Task to carry out: Extract the complete listing and repeat it word for word.

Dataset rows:
%%
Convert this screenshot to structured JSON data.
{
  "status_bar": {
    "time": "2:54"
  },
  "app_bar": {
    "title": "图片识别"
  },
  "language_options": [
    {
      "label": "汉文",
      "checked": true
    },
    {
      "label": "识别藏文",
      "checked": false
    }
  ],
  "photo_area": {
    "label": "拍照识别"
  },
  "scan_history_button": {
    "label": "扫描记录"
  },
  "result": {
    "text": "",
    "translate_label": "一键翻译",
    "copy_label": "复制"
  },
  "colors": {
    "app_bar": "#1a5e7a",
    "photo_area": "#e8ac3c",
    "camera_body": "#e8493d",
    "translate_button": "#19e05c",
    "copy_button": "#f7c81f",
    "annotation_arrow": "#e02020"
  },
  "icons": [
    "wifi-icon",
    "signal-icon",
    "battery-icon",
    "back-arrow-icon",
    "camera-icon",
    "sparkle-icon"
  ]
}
%%
Solution for this exercise:
Convert this screenshot to structured JSON data.
{
  "status_bar": {
    "time": "2:54"
  },
  "app_bar": {
    "title": "图片识别"
  },
  "language_options": [
    {
      "label": "汉文",
      "checked": true
    },
    {
      "label": "识别藏文",
      "checked": false
    }
  ],
  "photo_area": {
    "label": "拍照识别"
  },
  "scan_history_button": {
    "label": "扫描记录"
  },
  "result": {
    "text": "",
    "translate_label": "一键翻译",
    "copy_label": "复制"
  },
  "colors": {
    "app_bar": "#1a5e7a",
    "photo_area": "#e8ac3c",
    "camera_body": "#e8493d",
    "translate_button": "#19e05c",
    "copy_button": "#f7c81f",
    "annotation_arrow": "#e02020"
  },
  "icons": [
    "wifi-icon",
    "signal-icon",
    "battery-icon",
    "back-arrow-icon",
    "camera-icon",
    "sparkle-icon"
  ]
}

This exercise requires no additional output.